**OBJECTIVE**
Images embedded in the records are excluded; print everything else exactly as given.

-- START --

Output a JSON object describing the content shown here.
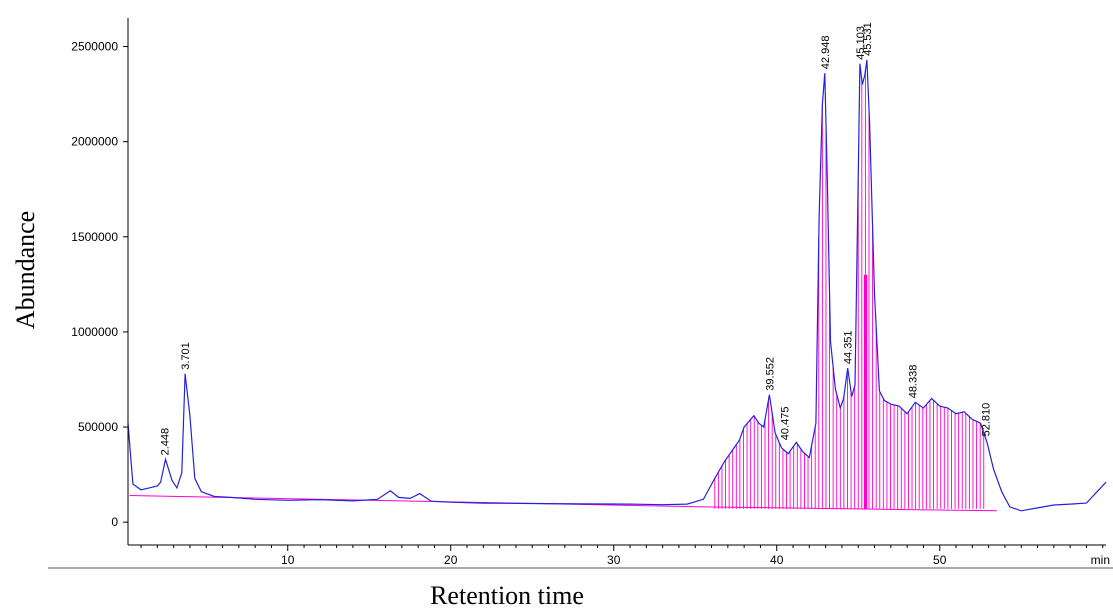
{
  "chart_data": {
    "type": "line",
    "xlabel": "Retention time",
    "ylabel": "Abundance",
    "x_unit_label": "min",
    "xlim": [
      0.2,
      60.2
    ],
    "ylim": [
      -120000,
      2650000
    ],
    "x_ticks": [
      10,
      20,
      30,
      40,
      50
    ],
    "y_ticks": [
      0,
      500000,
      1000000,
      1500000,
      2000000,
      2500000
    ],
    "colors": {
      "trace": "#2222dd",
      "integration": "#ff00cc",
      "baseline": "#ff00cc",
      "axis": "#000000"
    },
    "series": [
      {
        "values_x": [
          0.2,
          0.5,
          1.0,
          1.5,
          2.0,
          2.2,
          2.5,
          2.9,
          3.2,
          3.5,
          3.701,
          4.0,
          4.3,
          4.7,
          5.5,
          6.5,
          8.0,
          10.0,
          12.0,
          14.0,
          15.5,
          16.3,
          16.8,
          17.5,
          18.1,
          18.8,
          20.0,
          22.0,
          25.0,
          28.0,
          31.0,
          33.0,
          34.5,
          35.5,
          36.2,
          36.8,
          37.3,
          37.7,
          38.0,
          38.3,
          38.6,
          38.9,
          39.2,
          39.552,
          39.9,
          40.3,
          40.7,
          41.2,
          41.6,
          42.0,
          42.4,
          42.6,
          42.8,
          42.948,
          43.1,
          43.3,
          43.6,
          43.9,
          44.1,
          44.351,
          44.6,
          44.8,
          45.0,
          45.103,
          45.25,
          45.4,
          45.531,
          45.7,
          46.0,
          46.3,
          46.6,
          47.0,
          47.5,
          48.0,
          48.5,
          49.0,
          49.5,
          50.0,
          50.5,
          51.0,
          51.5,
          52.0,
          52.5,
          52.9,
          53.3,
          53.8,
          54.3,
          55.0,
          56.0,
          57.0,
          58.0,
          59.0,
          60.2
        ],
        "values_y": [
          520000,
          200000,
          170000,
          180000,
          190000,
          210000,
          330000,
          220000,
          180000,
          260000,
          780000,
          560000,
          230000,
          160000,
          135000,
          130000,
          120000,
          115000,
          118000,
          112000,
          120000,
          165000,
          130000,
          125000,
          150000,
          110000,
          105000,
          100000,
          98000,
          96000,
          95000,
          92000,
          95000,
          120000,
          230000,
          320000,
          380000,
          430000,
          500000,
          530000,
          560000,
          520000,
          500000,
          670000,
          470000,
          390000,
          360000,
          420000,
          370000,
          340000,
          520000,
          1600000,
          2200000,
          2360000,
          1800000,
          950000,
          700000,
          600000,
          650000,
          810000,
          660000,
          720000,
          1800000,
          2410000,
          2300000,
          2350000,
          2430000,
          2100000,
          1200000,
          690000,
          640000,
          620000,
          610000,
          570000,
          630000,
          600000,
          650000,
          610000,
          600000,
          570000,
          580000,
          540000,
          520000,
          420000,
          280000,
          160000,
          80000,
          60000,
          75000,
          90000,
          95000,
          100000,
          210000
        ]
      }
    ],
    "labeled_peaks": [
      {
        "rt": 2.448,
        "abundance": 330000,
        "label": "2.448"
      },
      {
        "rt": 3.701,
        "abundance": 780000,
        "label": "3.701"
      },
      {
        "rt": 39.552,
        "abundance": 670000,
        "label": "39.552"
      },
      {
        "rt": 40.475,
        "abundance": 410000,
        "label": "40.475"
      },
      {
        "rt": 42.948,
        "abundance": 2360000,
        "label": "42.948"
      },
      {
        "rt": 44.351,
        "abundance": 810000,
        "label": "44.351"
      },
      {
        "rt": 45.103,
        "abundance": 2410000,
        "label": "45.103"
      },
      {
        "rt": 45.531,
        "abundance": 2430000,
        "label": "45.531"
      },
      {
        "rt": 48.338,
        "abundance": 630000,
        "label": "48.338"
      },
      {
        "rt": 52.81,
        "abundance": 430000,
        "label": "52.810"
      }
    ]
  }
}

-- END --

**WRITTEN ANSWER**
Output a JSON object describing the content shown here.
{
  "chart_data": {
    "type": "line",
    "xlabel": "Retention time",
    "ylabel": "Abundance",
    "x_unit_label": "min",
    "xlim": [
      0.2,
      60.2
    ],
    "ylim": [
      -120000,
      2650000
    ],
    "x_ticks": [
      10,
      20,
      30,
      40,
      50
    ],
    "y_ticks": [
      0,
      500000,
      1000000,
      1500000,
      2000000,
      2500000
    ],
    "colors": {
      "trace": "#2222dd",
      "integration": "#ff00cc",
      "baseline": "#ff00cc",
      "axis": "#000000"
    },
    "series": [
      {
        "values_x": [
          0.2,
          0.5,
          1.0,
          1.5,
          2.0,
          2.2,
          2.5,
          2.9,
          3.2,
          3.5,
          3.701,
          4.0,
          4.3,
          4.7,
          5.5,
          6.5,
          8.0,
          10.0,
          12.0,
          14.0,
          15.5,
          16.3,
          16.8,
          17.5,
          18.1,
          18.8,
          20.0,
          22.0,
          25.0,
          28.0,
          31.0,
          33.0,
          34.5,
          35.5,
          36.2,
          36.8,
          37.3,
          37.7,
          38.0,
          38.3,
          38.6,
          38.9,
          39.2,
          39.552,
          39.9,
          40.3,
          40.7,
          41.2,
          41.6,
          42.0,
          42.4,
          42.6,
          42.8,
          42.948,
          43.1,
          43.3,
          43.6,
          43.9,
          44.1,
          44.351,
          44.6,
          44.8,
          45.0,
          45.103,
          45.25,
          45.4,
          45.531,
          45.7,
          46.0,
          46.3,
          46.6,
          47.0,
          47.5,
          48.0,
          48.5,
          49.0,
          49.5,
          50.0,
          50.5,
          51.0,
          51.5,
          52.0,
          52.5,
          52.9,
          53.3,
          53.8,
          54.3,
          55.0,
          56.0,
          57.0,
          58.0,
          59.0,
          60.2
        ],
        "values_y": [
          520000,
          200000,
          170000,
          180000,
          190000,
          210000,
          330000,
          220000,
          180000,
          260000,
          780000,
          560000,
          230000,
          160000,
          135000,
          130000,
          120000,
          115000,
          118000,
          112000,
          120000,
          165000,
          130000,
          125000,
          150000,
          110000,
          105000,
          100000,
          98000,
          96000,
          95000,
          92000,
          95000,
          120000,
          230000,
          320000,
          380000,
          430000,
          500000,
          530000,
          560000,
          520000,
          500000,
          670000,
          470000,
          390000,
          360000,
          420000,
          370000,
          340000,
          520000,
          1600000,
          2200000,
          2360000,
          1800000,
          950000,
          700000,
          600000,
          650000,
          810000,
          660000,
          720000,
          1800000,
          2410000,
          2300000,
          2350000,
          2430000,
          2100000,
          1200000,
          690000,
          640000,
          620000,
          610000,
          570000,
          630000,
          600000,
          650000,
          610000,
          600000,
          570000,
          580000,
          540000,
          520000,
          420000,
          280000,
          160000,
          80000,
          60000,
          75000,
          90000,
          95000,
          100000,
          210000
        ]
      }
    ],
    "labeled_peaks": [
      {
        "rt": 2.448,
        "abundance": 330000,
        "label": "2.448"
      },
      {
        "rt": 3.701,
        "abundance": 780000,
        "label": "3.701"
      },
      {
        "rt": 39.552,
        "abundance": 670000,
        "label": "39.552"
      },
      {
        "rt": 40.475,
        "abundance": 410000,
        "label": "40.475"
      },
      {
        "rt": 42.948,
        "abundance": 2360000,
        "label": "42.948"
      },
      {
        "rt": 44.351,
        "abundance": 810000,
        "label": "44.351"
      },
      {
        "rt": 45.103,
        "abundance": 2410000,
        "label": "45.103"
      },
      {
        "rt": 45.531,
        "abundance": 2430000,
        "label": "45.531"
      },
      {
        "rt": 48.338,
        "abundance": 630000,
        "label": "48.338"
      },
      {
        "rt": 52.81,
        "abundance": 430000,
        "label": "52.810"
      }
    ]
  }
}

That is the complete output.